WHAT THE EXERCISE ASKS: Once the pictures are set aside, reproduce all of the records exactly.

+++ SOURCE MATERIAL +++

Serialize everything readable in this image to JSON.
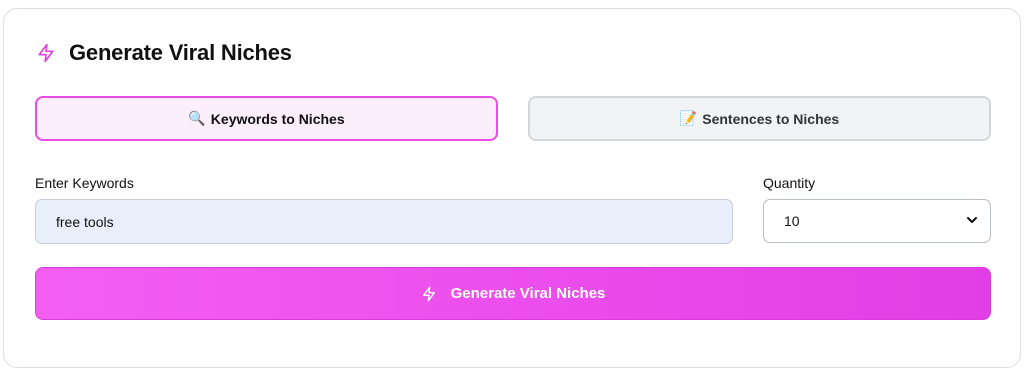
{
  "header": {
    "title": "Generate Viral Niches",
    "icon": "lightning-icon",
    "accent_color": "#e040e0"
  },
  "tabs": [
    {
      "label": "Keywords to Niches",
      "icon": "magnifier-emoji-icon",
      "emoji": "🔍",
      "active": true
    },
    {
      "label": "Sentences to Niches",
      "icon": "memo-emoji-icon",
      "emoji": "📝",
      "active": false
    }
  ],
  "form": {
    "keywords_label": "Enter Keywords",
    "keywords_value": "free tools",
    "quantity_label": "Quantity",
    "quantity_value": "10"
  },
  "generate_button": {
    "label": "Generate Viral Niches",
    "icon": "lightning-icon"
  }
}
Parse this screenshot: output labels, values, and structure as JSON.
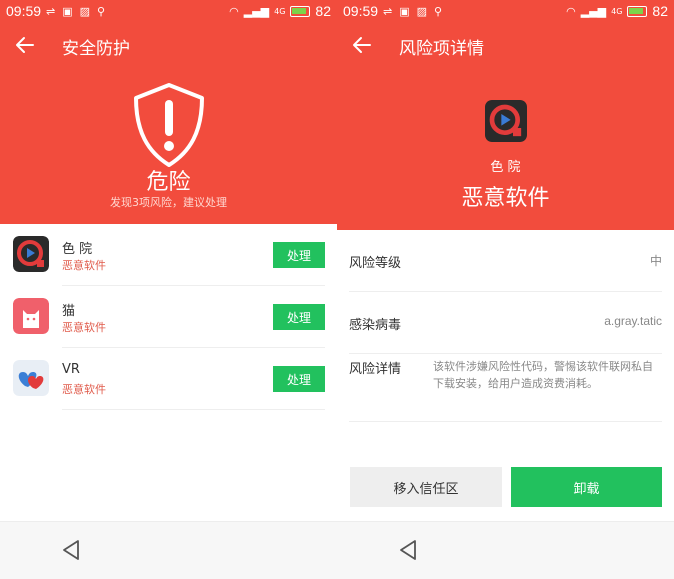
{
  "status_bar": {
    "time": "09:59",
    "network": "4G",
    "battery": "82"
  },
  "left_screen": {
    "title": "安全防护",
    "status": "危险",
    "summary": "发现3项风险，建议处理",
    "apps": [
      {
        "name": "色    院",
        "type": "恶意软件",
        "action": "处理",
        "icon": "media-player-app-icon"
      },
      {
        "name": "猫",
        "type": "恶意软件",
        "action": "处理",
        "icon": "cat-app-icon"
      },
      {
        "name": "VR",
        "type": "恶意软件",
        "action": "处理",
        "icon": "hearts-app-icon"
      }
    ]
  },
  "right_screen": {
    "title": "风险项详情",
    "app_name": "色    院",
    "app_type": "恶意软件",
    "details": {
      "risk_level_label": "风险等级",
      "risk_level_value": "中",
      "virus_label": "感染病毒",
      "virus_value": "a.gray.tatic",
      "detail_label": "风险详情",
      "detail_value": "该软件涉嫌风险性代码，警惕该软件联网私自下载安装，给用户造成资费消耗。"
    },
    "buttons": {
      "trust": "移入信任区",
      "uninstall": "卸载"
    }
  },
  "colors": {
    "header": "#f24c3d",
    "action_green": "#22c15e",
    "danger_text": "#e05b4b"
  }
}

+++

YOUR RESPONSE:
Serialize everything readable in this image to JSON.
{
  "header": {
    "title": "Generate Viral Niches",
    "icon": "lightning-icon",
    "accent_color": "#e040e0"
  },
  "tabs": [
    {
      "label": "Keywords to Niches",
      "icon": "magnifier-emoji-icon",
      "emoji": "🔍",
      "active": true
    },
    {
      "label": "Sentences to Niches",
      "icon": "memo-emoji-icon",
      "emoji": "📝",
      "active": false
    }
  ],
  "form": {
    "keywords_label": "Enter Keywords",
    "keywords_value": "free tools",
    "quantity_label": "Quantity",
    "quantity_value": "10"
  },
  "generate_button": {
    "label": "Generate Viral Niches",
    "icon": "lightning-icon"
  }
}
Parse this screenshot: output labels, values, and structure as JSON.
{
  "status_bar": {
    "time": "09:59",
    "network": "4G",
    "battery": "82"
  },
  "left_screen": {
    "title": "安全防护",
    "status": "危险",
    "summary": "发现3项风险，建议处理",
    "apps": [
      {
        "name": "色    院",
        "type": "恶意软件",
        "action": "处理",
        "icon": "media-player-app-icon"
      },
      {
        "name": "猫",
        "type": "恶意软件",
        "action": "处理",
        "icon": "cat-app-icon"
      },
      {
        "name": "VR",
        "type": "恶意软件",
        "action": "处理",
        "icon": "hearts-app-icon"
      }
    ]
  },
  "right_screen": {
    "title": "风险项详情",
    "app_name": "色    院",
    "app_type": "恶意软件",
    "details": {
      "risk_level_label": "风险等级",
      "risk_level_value": "中",
      "virus_label": "感染病毒",
      "virus_value": "a.gray.tatic",
      "detail_label": "风险详情",
      "detail_value": "该软件涉嫌风险性代码，警惕该软件联网私自下载安装，给用户造成资费消耗。"
    },
    "buttons": {
      "trust": "移入信任区",
      "uninstall": "卸载"
    }
  },
  "colors": {
    "header": "#f24c3d",
    "action_green": "#22c15e",
    "danger_text": "#e05b4b"
  }
}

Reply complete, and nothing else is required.